(A run of records)
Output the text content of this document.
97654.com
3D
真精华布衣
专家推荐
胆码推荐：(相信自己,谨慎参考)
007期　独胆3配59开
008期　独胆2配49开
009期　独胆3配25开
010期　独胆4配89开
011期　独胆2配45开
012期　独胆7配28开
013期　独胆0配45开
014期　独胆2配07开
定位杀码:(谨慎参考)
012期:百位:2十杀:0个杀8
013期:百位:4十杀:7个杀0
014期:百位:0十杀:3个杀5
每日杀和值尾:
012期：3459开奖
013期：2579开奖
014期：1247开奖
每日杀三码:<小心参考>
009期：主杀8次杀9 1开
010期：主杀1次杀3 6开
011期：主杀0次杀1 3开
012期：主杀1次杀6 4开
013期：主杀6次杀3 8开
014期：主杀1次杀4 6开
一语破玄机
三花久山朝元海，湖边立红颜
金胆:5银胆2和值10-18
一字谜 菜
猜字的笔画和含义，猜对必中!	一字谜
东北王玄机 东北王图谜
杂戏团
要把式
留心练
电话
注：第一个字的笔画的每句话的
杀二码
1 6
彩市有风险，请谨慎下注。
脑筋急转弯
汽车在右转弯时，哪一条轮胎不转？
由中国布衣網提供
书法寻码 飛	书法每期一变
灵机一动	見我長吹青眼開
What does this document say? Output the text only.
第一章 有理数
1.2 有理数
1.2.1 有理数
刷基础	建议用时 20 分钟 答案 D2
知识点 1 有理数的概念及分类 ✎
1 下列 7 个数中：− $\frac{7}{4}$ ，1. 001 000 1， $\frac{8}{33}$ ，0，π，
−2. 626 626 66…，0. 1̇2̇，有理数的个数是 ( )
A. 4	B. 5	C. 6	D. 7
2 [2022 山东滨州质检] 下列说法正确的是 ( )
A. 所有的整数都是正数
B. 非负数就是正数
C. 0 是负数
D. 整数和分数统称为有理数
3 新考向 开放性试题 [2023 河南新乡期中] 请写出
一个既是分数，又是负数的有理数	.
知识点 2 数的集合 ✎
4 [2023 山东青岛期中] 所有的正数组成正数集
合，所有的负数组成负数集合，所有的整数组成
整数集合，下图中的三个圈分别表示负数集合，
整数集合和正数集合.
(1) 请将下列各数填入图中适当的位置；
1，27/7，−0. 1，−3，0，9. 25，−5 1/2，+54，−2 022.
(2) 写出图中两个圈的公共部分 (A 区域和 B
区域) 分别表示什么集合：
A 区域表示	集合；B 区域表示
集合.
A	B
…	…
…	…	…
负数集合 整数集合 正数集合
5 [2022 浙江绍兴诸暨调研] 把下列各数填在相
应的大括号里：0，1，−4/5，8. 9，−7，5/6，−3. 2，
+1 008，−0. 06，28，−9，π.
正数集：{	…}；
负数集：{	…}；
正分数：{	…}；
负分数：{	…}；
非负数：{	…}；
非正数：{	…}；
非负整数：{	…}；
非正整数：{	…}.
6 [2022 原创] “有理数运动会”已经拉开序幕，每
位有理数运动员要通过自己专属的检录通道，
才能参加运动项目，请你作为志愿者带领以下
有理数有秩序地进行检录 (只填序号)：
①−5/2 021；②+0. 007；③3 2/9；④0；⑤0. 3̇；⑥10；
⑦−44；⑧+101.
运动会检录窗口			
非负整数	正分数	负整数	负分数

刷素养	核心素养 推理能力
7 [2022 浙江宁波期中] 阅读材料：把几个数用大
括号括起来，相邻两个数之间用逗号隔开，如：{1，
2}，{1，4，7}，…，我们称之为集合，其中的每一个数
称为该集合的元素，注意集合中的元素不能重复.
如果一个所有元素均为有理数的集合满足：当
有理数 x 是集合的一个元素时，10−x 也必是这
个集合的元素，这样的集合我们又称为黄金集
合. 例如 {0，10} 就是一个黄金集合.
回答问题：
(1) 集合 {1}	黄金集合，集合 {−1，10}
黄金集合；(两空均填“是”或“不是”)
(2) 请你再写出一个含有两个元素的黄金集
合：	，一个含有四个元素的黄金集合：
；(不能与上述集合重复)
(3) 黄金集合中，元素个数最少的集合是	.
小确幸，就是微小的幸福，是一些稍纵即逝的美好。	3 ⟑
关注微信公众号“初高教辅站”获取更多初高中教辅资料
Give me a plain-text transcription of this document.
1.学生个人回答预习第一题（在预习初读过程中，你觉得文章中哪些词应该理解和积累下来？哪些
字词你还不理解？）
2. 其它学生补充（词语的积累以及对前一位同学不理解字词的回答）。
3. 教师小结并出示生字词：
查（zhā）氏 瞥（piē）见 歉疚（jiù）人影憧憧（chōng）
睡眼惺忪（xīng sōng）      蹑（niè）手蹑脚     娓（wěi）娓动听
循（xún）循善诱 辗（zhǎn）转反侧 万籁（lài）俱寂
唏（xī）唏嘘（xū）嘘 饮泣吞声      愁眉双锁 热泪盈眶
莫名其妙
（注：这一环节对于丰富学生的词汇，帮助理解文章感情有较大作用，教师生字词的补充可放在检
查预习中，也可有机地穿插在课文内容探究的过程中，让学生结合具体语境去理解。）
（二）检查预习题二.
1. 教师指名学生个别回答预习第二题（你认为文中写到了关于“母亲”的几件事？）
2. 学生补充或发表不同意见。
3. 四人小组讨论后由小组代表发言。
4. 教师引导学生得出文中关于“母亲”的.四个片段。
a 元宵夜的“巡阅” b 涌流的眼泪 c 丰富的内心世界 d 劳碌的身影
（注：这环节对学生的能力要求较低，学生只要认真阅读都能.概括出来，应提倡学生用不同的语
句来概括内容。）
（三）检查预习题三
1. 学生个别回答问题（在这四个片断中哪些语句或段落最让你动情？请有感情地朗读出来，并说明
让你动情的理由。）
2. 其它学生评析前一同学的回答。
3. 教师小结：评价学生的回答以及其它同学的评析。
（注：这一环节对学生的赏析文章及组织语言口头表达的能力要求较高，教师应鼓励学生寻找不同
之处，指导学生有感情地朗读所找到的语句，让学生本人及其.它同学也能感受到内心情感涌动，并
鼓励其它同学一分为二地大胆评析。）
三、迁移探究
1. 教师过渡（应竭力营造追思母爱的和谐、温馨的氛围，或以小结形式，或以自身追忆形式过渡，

== PROMPT ==
The records above are to be copied in full, exactly as written.

== RESULT ==
Output the text content of this document.
97654.com
3D
真精华布衣
专家推荐
胆码推荐：(相信自己,谨慎参考)
007期　独胆3配59开
008期　独胆2配49开
009期　独胆3配25开
010期　独胆4配89开
011期　独胆2配45开
012期　独胆7配28开
013期　独胆0配45开
014期　独胆2配07开
定位杀码:(谨慎参考)
012期:百位:2十杀:0个杀8
013期:百位:4十杀:7个杀0
014期:百位:0十杀:3个杀5
每日杀和值尾:
012期：3459开奖
013期：2579开奖
014期：1247开奖
每日杀三码:<小心参考>
009期：主杀8次杀9 1开
010期：主杀1次杀3 6开
011期：主杀0次杀1 3开
012期：主杀1次杀6 4开
013期：主杀6次杀3 8开
014期：主杀1次杀4 6开
一语破玄机
三花久山朝元海，湖边立红颜
金胆:5银胆2和值10-18
一字谜 菜
猜字的笔画和含义，猜对必中!	一字谜
东北王玄机 东北王图谜
杂戏团
要把式
留心练
电话
注：第一个字的笔画的每句话的
杀二码
1 6
彩市有风险，请谨慎下注。
脑筋急转弯
汽车在右转弯时，哪一条轮胎不转？
由中国布衣網提供
书法寻码 飛	书法每期一变
灵机一动	見我長吹青眼開
What does this document say? Output the text only.
第一章 有理数
1.2 有理数
1.2.1 有理数
刷基础	建议用时 20 分钟 答案 D2
知识点 1 有理数的概念及分类 ✎
1 下列 7 个数中：− $\frac{7}{4}$ ，1. 001 000 1， $\frac{8}{33}$ ，0，π，
−2. 626 626 66…，0. 1̇2̇，有理数的个数是 ( )
A. 4	B. 5	C. 6	D. 7
2 [2022 山东滨州质检] 下列说法正确的是 ( )
A. 所有的整数都是正数
B. 非负数就是正数
C. 0 是负数
D. 整数和分数统称为有理数
3 新考向 开放性试题 [2023 河南新乡期中] 请写出
一个既是分数，又是负数的有理数	.
知识点 2 数的集合 ✎
4 [2023 山东青岛期中] 所有的正数组成正数集
合，所有的负数组成负数集合，所有的整数组成
整数集合，下图中的三个圈分别表示负数集合，
整数集合和正数集合.
(1) 请将下列各数填入图中适当的位置；
1，27/7，−0. 1，−3，0，9. 25，−5 1/2，+54，−2 022.
(2) 写出图中两个圈的公共部分 (A 区域和 B
区域) 分别表示什么集合：
A 区域表示	集合；B 区域表示
集合.
A	B
…	…
…	…	…
负数集合 整数集合 正数集合
5 [2022 浙江绍兴诸暨调研] 把下列各数填在相
应的大括号里：0，1，−4/5，8. 9，−7，5/6，−3. 2，
+1 008，−0. 06，28，−9，π.
正数集：{	…}；
负数集：{	…}；
正分数：{	…}；
负分数：{	…}；
非负数：{	…}；
非正数：{	…}；
非负整数：{	…}；
非正整数：{	…}.
6 [2022 原创] “有理数运动会”已经拉开序幕，每
位有理数运动员要通过自己专属的检录通道，
才能参加运动项目，请你作为志愿者带领以下
有理数有秩序地进行检录 (只填序号)：
①−5/2 021；②+0. 007；③3 2/9；④0；⑤0. 3̇；⑥10；
⑦−44；⑧+101.
运动会检录窗口			
非负整数	正分数	负整数	负分数

刷素养	核心素养 推理能力
7 [2022 浙江宁波期中] 阅读材料：把几个数用大
括号括起来，相邻两个数之间用逗号隔开，如：{1，
2}，{1，4，7}，…，我们称之为集合，其中的每一个数
称为该集合的元素，注意集合中的元素不能重复.
如果一个所有元素均为有理数的集合满足：当
有理数 x 是集合的一个元素时，10−x 也必是这
个集合的元素，这样的集合我们又称为黄金集
合. 例如 {0，10} 就是一个黄金集合.
回答问题：
(1) 集合 {1}	黄金集合，集合 {−1，10}
黄金集合；(两空均填“是”或“不是”)
(2) 请你再写出一个含有两个元素的黄金集
合：	，一个含有四个元素的黄金集合：
；(不能与上述集合重复)
(3) 黄金集合中，元素个数最少的集合是	.
小确幸，就是微小的幸福，是一些稍纵即逝的美好。	3 ⟑
关注微信公众号“初高教辅站”获取更多初高中教辅资料
Give me a plain-text transcription of this document.
1.学生个人回答预习第一题（在预习初读过程中，你觉得文章中哪些词应该理解和积累下来？哪些
字词你还不理解？）
2. 其它学生补充（词语的积累以及对前一位同学不理解字词的回答）。
3. 教师小结并出示生字词：
查（zhā）氏 瞥（piē）见 歉疚（jiù）人影憧憧（chōng）
睡眼惺忪（xīng sōng）      蹑（niè）手蹑脚     娓（wěi）娓动听
循（xún）循善诱 辗（zhǎn）转反侧 万籁（lài）俱寂
唏（xī）唏嘘（xū）嘘 饮泣吞声      愁眉双锁 热泪盈眶
莫名其妙
（注：这一环节对于丰富学生的词汇，帮助理解文章感情有较大作用，教师生字词的补充可放在检
查预习中，也可有机地穿插在课文内容探究的过程中，让学生结合具体语境去理解。）
（二）检查预习题二.
1. 教师指名学生个别回答预习第二题（你认为文中写到了关于“母亲”的几件事？）
2. 学生补充或发表不同意见。
3. 四人小组讨论后由小组代表发言。
4. 教师引导学生得出文中关于“母亲”的.四个片段。
a 元宵夜的“巡阅” b 涌流的眼泪 c 丰富的内心世界 d 劳碌的身影
（注：这环节对学生的能力要求较低，学生只要认真阅读都能.概括出来，应提倡学生用不同的语
句来概括内容。）
（三）检查预习题三
1. 学生个别回答问题（在这四个片断中哪些语句或段落最让你动情？请有感情地朗读出来，并说明
让你动情的理由。）
2. 其它学生评析前一同学的回答。
3. 教师小结：评价学生的回答以及其它同学的评析。
（注：这一环节对学生的赏析文章及组织语言口头表达的能力要求较高，教师应鼓励学生寻找不同
之处，指导学生有感情地朗读所找到的语句，让学生本人及其.它同学也能感受到内心情感涌动，并
鼓励其它同学一分为二地大胆评析。）
三、迁移探究
1. 教师过渡（应竭力营造追思母爱的和谐、温馨的氛围，或以小结形式，或以自身追忆形式过渡，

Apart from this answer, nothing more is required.